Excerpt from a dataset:
· · ·

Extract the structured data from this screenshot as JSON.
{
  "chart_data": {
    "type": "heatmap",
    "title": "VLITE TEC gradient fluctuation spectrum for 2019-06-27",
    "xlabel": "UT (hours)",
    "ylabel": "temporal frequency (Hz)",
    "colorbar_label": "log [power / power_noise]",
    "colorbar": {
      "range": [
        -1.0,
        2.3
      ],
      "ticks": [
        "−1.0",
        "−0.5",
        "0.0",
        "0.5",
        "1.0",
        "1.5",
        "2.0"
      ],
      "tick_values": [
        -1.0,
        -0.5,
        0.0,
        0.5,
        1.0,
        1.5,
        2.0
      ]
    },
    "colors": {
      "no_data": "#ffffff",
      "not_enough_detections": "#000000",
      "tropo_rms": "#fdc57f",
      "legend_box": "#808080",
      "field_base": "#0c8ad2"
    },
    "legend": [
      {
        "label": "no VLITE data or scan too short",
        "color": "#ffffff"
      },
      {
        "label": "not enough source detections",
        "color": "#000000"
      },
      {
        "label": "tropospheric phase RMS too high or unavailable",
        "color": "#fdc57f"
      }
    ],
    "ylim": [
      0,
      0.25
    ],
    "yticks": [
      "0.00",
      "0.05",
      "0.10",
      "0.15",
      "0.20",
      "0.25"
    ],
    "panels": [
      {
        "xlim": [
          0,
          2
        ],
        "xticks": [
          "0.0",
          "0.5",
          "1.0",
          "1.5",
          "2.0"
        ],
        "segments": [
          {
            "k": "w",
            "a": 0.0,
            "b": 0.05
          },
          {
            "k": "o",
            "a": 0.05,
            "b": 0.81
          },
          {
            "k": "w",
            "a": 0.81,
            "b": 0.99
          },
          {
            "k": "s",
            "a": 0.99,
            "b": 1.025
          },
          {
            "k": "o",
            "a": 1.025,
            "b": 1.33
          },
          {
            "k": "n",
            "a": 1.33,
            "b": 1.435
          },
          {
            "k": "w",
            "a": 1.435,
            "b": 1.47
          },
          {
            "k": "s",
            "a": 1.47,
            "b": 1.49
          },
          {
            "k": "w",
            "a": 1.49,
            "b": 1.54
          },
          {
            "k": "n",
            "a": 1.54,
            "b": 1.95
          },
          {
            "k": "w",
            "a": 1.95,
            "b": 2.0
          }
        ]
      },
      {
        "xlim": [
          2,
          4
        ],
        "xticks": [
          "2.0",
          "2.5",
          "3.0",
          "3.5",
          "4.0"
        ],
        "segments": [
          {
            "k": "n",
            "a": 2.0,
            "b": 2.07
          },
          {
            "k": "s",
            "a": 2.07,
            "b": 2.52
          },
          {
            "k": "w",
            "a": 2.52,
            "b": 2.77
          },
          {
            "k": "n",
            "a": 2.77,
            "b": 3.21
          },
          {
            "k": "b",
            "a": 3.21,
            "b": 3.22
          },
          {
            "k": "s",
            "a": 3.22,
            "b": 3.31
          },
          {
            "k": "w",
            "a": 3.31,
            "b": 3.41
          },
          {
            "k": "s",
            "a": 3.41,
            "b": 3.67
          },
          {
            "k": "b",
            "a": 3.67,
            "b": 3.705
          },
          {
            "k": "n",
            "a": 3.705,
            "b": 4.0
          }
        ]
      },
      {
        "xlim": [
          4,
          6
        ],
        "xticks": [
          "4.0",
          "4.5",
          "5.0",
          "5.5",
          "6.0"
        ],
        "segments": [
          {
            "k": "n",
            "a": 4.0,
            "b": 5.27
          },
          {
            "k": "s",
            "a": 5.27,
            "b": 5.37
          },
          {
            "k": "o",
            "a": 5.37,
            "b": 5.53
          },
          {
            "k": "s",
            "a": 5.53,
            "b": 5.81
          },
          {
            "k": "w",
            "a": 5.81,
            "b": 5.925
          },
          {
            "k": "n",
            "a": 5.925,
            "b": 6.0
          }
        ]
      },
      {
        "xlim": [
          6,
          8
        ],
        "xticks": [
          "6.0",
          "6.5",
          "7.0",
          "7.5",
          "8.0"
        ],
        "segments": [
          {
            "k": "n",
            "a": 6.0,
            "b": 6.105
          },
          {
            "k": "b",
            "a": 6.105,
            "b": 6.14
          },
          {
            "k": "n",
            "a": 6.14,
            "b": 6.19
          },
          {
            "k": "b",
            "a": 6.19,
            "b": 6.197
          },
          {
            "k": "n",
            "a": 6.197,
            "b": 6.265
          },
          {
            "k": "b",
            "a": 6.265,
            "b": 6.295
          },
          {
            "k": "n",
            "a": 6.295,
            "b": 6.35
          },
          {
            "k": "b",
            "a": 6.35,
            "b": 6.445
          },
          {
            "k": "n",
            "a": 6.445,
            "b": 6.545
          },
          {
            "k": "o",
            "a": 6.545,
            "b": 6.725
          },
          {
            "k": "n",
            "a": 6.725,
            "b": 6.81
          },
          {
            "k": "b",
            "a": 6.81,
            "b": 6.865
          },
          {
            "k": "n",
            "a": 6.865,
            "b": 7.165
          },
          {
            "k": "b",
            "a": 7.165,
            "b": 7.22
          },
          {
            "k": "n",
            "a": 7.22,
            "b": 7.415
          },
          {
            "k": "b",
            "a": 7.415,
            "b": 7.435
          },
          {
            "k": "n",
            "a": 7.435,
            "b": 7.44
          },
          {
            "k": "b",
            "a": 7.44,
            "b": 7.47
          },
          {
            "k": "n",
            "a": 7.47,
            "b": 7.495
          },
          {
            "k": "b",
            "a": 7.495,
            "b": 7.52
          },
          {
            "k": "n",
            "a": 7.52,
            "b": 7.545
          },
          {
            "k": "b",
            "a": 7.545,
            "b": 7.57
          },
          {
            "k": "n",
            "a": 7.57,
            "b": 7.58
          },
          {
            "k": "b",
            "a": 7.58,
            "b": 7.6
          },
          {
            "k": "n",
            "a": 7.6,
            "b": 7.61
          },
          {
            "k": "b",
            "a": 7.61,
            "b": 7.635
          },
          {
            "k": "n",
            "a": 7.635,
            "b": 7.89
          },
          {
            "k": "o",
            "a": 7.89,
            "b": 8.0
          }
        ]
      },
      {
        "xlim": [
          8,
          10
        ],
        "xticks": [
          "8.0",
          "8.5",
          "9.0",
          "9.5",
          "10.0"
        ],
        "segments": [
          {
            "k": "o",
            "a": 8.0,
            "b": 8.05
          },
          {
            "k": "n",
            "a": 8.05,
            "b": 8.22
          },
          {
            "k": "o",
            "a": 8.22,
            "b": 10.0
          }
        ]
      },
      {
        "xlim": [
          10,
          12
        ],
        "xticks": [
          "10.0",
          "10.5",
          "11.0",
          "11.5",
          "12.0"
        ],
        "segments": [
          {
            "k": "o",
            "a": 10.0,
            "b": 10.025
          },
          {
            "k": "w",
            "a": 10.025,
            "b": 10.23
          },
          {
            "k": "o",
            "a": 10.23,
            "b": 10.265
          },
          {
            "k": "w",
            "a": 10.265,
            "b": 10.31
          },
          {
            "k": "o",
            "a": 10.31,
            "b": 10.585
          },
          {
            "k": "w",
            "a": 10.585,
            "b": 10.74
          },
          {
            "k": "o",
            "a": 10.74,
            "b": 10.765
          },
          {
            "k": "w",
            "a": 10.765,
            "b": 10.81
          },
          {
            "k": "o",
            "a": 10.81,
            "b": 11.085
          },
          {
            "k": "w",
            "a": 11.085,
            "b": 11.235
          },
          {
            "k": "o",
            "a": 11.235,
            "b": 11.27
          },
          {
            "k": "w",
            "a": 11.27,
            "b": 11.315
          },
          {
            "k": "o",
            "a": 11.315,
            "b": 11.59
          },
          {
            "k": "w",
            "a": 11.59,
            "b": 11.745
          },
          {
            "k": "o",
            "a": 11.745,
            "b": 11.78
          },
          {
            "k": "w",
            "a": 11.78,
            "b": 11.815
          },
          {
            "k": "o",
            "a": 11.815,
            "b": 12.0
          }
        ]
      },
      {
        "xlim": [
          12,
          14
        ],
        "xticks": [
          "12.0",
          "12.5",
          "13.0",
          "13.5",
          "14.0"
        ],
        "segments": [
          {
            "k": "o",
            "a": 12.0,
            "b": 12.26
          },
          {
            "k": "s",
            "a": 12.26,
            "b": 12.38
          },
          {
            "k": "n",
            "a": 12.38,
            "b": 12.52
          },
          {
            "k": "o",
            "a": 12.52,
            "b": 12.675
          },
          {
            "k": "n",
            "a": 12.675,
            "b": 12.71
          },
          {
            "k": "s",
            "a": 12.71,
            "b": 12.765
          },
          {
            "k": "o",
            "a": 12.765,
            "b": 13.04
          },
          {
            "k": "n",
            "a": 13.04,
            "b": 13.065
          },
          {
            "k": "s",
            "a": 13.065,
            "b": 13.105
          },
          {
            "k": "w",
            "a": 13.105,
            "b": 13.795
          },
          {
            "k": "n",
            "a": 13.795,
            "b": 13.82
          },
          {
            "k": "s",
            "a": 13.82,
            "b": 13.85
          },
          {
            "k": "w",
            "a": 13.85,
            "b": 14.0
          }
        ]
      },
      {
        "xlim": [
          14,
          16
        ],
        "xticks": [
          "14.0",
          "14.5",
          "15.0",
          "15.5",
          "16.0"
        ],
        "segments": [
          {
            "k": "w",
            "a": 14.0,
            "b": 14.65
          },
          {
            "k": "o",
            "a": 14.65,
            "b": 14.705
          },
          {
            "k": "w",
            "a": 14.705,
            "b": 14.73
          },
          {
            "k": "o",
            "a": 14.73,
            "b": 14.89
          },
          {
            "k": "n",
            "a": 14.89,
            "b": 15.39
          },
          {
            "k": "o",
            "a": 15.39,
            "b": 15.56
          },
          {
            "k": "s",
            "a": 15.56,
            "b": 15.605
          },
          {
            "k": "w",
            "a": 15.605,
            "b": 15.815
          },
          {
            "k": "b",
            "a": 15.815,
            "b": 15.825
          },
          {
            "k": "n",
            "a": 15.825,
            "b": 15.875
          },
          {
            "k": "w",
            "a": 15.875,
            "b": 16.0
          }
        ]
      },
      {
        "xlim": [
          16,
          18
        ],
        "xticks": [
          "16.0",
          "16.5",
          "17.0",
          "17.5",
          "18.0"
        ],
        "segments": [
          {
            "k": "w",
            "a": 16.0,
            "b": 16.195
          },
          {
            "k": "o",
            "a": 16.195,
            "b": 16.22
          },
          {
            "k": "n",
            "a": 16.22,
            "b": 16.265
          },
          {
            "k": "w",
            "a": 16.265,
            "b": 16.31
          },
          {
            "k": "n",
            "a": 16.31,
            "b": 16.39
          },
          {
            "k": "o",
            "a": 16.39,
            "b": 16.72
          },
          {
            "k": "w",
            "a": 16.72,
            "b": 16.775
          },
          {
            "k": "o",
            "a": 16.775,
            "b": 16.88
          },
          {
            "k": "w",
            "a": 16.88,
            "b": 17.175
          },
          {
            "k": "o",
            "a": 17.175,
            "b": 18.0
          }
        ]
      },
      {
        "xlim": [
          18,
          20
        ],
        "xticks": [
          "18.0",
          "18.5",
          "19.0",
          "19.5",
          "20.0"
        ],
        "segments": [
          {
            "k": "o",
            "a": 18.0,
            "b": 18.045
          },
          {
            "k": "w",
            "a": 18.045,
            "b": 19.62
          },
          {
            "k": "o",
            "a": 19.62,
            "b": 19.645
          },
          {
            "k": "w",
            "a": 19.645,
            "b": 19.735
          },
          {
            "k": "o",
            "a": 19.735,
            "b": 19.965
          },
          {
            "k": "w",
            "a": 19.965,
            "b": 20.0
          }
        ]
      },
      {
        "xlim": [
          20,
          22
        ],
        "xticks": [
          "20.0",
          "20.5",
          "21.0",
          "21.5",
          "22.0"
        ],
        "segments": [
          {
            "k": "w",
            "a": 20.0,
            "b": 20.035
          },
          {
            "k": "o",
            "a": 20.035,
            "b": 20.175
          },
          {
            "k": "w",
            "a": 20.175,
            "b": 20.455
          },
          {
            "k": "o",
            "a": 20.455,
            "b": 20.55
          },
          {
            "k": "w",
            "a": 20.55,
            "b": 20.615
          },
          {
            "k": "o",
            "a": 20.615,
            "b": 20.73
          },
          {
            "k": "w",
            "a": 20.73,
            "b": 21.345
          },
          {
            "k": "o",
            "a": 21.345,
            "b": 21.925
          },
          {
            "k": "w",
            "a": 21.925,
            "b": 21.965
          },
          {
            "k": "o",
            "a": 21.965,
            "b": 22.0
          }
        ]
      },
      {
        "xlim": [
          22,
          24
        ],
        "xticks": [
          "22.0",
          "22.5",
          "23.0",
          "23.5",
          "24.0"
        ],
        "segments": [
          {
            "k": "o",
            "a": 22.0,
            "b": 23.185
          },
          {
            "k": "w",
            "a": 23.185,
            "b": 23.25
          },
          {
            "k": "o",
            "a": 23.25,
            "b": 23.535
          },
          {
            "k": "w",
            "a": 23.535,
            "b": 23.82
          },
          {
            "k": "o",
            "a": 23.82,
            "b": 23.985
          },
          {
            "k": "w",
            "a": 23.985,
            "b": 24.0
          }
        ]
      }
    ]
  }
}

· · ·

## [Problem details]
Gather all lines of the records that include the word "VLITE".

## [Solution to the exercise]
    "title": "VLITE TEC gradient fluctuation spectrum for 2019-06-27",
        "label": "no VLITE data or scan too short",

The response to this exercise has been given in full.